(Recorded data)

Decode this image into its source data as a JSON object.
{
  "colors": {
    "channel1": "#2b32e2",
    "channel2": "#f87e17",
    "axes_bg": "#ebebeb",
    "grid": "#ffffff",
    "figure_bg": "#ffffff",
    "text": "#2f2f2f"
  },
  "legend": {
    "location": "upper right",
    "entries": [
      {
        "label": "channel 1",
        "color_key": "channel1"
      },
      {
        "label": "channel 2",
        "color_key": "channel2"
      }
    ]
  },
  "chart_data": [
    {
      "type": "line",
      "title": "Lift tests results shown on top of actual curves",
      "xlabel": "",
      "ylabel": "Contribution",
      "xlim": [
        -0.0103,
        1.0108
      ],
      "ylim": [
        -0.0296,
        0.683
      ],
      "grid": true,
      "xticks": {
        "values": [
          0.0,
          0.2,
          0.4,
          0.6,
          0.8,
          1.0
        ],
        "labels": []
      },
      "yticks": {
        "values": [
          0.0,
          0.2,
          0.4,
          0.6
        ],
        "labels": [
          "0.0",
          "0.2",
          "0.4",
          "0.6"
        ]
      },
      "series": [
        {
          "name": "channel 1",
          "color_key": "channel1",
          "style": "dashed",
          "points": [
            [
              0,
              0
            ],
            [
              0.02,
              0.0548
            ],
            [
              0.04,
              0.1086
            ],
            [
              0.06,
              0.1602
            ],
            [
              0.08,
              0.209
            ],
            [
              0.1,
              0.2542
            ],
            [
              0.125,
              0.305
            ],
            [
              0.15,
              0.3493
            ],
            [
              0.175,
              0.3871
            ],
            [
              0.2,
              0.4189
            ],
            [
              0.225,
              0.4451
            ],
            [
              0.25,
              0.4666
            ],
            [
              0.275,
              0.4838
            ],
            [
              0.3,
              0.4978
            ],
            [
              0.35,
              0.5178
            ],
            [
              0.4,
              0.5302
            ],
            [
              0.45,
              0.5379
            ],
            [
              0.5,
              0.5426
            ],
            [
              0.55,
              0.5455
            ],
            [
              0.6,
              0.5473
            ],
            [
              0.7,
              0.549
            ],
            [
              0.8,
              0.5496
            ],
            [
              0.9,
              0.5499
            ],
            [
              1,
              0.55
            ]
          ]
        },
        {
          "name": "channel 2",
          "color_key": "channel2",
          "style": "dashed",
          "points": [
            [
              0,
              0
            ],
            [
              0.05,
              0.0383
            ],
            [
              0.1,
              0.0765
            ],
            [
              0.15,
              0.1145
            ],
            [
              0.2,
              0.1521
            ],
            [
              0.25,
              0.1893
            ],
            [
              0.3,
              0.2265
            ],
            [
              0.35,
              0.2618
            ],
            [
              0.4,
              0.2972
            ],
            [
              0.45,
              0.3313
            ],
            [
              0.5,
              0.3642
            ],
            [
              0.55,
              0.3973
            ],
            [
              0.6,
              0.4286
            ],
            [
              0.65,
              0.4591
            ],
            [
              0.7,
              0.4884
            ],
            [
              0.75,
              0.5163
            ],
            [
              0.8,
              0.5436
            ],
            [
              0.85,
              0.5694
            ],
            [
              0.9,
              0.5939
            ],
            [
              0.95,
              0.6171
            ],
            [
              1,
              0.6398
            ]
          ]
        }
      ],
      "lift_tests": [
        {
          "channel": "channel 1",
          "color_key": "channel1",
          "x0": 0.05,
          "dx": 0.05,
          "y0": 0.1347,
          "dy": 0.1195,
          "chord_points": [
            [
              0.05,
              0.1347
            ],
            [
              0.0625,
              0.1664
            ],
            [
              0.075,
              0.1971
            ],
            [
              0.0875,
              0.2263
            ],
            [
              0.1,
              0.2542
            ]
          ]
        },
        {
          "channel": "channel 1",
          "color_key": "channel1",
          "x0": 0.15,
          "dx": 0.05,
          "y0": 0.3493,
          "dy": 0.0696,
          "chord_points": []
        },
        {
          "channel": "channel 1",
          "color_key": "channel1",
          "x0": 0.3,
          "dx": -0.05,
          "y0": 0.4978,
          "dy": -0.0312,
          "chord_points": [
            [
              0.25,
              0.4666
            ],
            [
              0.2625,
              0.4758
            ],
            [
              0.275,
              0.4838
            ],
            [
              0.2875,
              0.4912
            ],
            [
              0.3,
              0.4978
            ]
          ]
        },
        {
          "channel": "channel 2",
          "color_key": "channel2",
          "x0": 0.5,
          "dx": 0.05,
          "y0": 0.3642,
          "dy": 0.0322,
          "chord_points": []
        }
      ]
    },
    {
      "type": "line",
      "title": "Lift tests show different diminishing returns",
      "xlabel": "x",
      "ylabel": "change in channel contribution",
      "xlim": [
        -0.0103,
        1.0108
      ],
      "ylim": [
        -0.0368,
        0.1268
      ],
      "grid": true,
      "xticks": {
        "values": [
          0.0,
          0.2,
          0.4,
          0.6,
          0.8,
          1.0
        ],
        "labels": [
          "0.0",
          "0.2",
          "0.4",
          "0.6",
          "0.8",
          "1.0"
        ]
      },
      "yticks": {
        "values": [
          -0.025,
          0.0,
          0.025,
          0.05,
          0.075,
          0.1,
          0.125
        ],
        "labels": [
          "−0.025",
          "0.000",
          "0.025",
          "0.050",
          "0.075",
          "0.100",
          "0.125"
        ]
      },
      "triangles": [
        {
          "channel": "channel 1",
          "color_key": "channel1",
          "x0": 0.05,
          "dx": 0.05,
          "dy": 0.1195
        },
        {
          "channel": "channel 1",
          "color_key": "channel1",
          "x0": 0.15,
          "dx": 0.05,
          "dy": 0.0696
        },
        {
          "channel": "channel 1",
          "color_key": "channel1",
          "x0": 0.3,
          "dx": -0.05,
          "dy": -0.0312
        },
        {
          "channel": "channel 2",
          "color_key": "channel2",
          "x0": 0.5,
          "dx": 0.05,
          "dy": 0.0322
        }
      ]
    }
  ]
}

§ Set exercise:
Copy all the entries verbatim.

§ Exercise response:
Decode this image into its source data as a JSON object.
{
  "colors": {
    "channel1": "#2b32e2",
    "channel2": "#f87e17",
    "axes_bg": "#ebebeb",
    "grid": "#ffffff",
    "figure_bg": "#ffffff",
    "text": "#2f2f2f"
  },
  "legend": {
    "location": "upper right",
    "entries": [
      {
        "label": "channel 1",
        "color_key": "channel1"
      },
      {
        "label": "channel 2",
        "color_key": "channel2"
      }
    ]
  },
  "chart_data": [
    {
      "type": "line",
      "title": "Lift tests results shown on top of actual curves",
      "xlabel": "",
      "ylabel": "Contribution",
      "xlim": [
        -0.0103,
        1.0108
      ],
      "ylim": [
        -0.0296,
        0.683
      ],
      "grid": true,
      "xticks": {
        "values": [
          0.0,
          0.2,
          0.4,
          0.6,
          0.8,
          1.0
        ],
        "labels": []
      },
      "yticks": {
        "values": [
          0.0,
          0.2,
          0.4,
          0.6
        ],
        "labels": [
          "0.0",
          "0.2",
          "0.4",
          "0.6"
        ]
      },
      "series": [
        {
          "name": "channel 1",
          "color_key": "channel1",
          "style": "dashed",
          "points": [
            [
              0,
              0
            ],
            [
              0.02,
              0.0548
            ],
            [
              0.04,
              0.1086
            ],
            [
              0.06,
              0.1602
            ],
            [
              0.08,
              0.209
            ],
            [
              0.1,
              0.2542
            ],
            [
              0.125,
              0.305
            ],
            [
              0.15,
              0.3493
            ],
            [
              0.175,
              0.3871
            ],
            [
              0.2,
              0.4189
            ],
            [
              0.225,
              0.4451
            ],
            [
              0.25,
              0.4666
            ],
            [
              0.275,
              0.4838
            ],
            [
              0.3,
              0.4978
            ],
            [
              0.35,
              0.5178
            ],
            [
              0.4,
              0.5302
            ],
            [
              0.45,
              0.5379
            ],
            [
              0.5,
              0.5426
            ],
            [
              0.55,
              0.5455
            ],
            [
              0.6,
              0.5473
            ],
            [
              0.7,
              0.549
            ],
            [
              0.8,
              0.5496
            ],
            [
              0.9,
              0.5499
            ],
            [
              1,
              0.55
            ]
          ]
        },
        {
          "name": "channel 2",
          "color_key": "channel2",
          "style": "dashed",
          "points": [
            [
              0,
              0
            ],
            [
              0.05,
              0.0383
            ],
            [
              0.1,
              0.0765
            ],
            [
              0.15,
              0.1145
            ],
            [
              0.2,
              0.1521
            ],
            [
              0.25,
              0.1893
            ],
            [
              0.3,
              0.2265
            ],
            [
              0.35,
              0.2618
            ],
            [
              0.4,
              0.2972
            ],
            [
              0.45,
              0.3313
            ],
            [
              0.5,
              0.3642
            ],
            [
              0.55,
              0.3973
            ],
            [
              0.6,
              0.4286
            ],
            [
              0.65,
              0.4591
            ],
            [
              0.7,
              0.4884
            ],
            [
              0.75,
              0.5163
            ],
            [
              0.8,
              0.5436
            ],
            [
              0.85,
              0.5694
            ],
            [
              0.9,
              0.5939
            ],
            [
              0.95,
              0.6171
            ],
            [
              1,
              0.6398
            ]
          ]
        }
      ],
      "lift_tests": [
        {
          "channel": "channel 1",
          "color_key": "channel1",
          "x0": 0.05,
          "dx": 0.05,
          "y0": 0.1347,
          "dy": 0.1195,
          "chord_points": [
            [
              0.05,
              0.1347
            ],
            [
              0.0625,
              0.1664
            ],
            [
              0.075,
              0.1971
            ],
            [
              0.0875,
              0.2263
            ],
            [
              0.1,
              0.2542
            ]
          ]
        },
        {
          "channel": "channel 1",
          "color_key": "channel1",
          "x0": 0.15,
          "dx": 0.05,
          "y0": 0.3493,
          "dy": 0.0696,
          "chord_points": []
        },
        {
          "channel": "channel 1",
          "color_key": "channel1",
          "x0": 0.3,
          "dx": -0.05,
          "y0": 0.4978,
          "dy": -0.0312,
          "chord_points": [
            [
              0.25,
              0.4666
            ],
            [
              0.2625,
              0.4758
            ],
            [
              0.275,
              0.4838
            ],
            [
              0.2875,
              0.4912
            ],
            [
              0.3,
              0.4978
            ]
          ]
        },
        {
          "channel": "channel 2",
          "color_key": "channel2",
          "x0": 0.5,
          "dx": 0.05,
          "y0": 0.3642,
          "dy": 0.0322,
          "chord_points": []
        }
      ]
    },
    {
      "type": "line",
      "title": "Lift tests show different diminishing returns",
      "xlabel": "x",
      "ylabel": "change in channel contribution",
      "xlim": [
        -0.0103,
        1.0108
      ],
      "ylim": [
        -0.0368,
        0.1268
      ],
      "grid": true,
      "xticks": {
        "values": [
          0.0,
          0.2,
          0.4,
          0.6,
          0.8,
          1.0
        ],
        "labels": [
          "0.0",
          "0.2",
          "0.4",
          "0.6",
          "0.8",
          "1.0"
        ]
      },
      "yticks": {
        "values": [
          -0.025,
          0.0,
          0.025,
          0.05,
          0.075,
          0.1,
          0.125
        ],
        "labels": [
          "−0.025",
          "0.000",
          "0.025",
          "0.050",
          "0.075",
          "0.100",
          "0.125"
        ]
      },
      "triangles": [
        {
          "channel": "channel 1",
          "color_key": "channel1",
          "x0": 0.05,
          "dx": 0.05,
          "dy": 0.1195
        },
        {
          "channel": "channel 1",
          "color_key": "channel1",
          "x0": 0.15,
          "dx": 0.05,
          "dy": 0.0696
        },
        {
          "channel": "channel 1",
          "color_key": "channel1",
          "x0": 0.3,
          "dx": -0.05,
          "dy": -0.0312
        },
        {
          "channel": "channel 2",
          "color_key": "channel2",
          "x0": 0.5,
          "dx": 0.05,
          "dy": 0.0322
        }
      ]
    }
  ]
}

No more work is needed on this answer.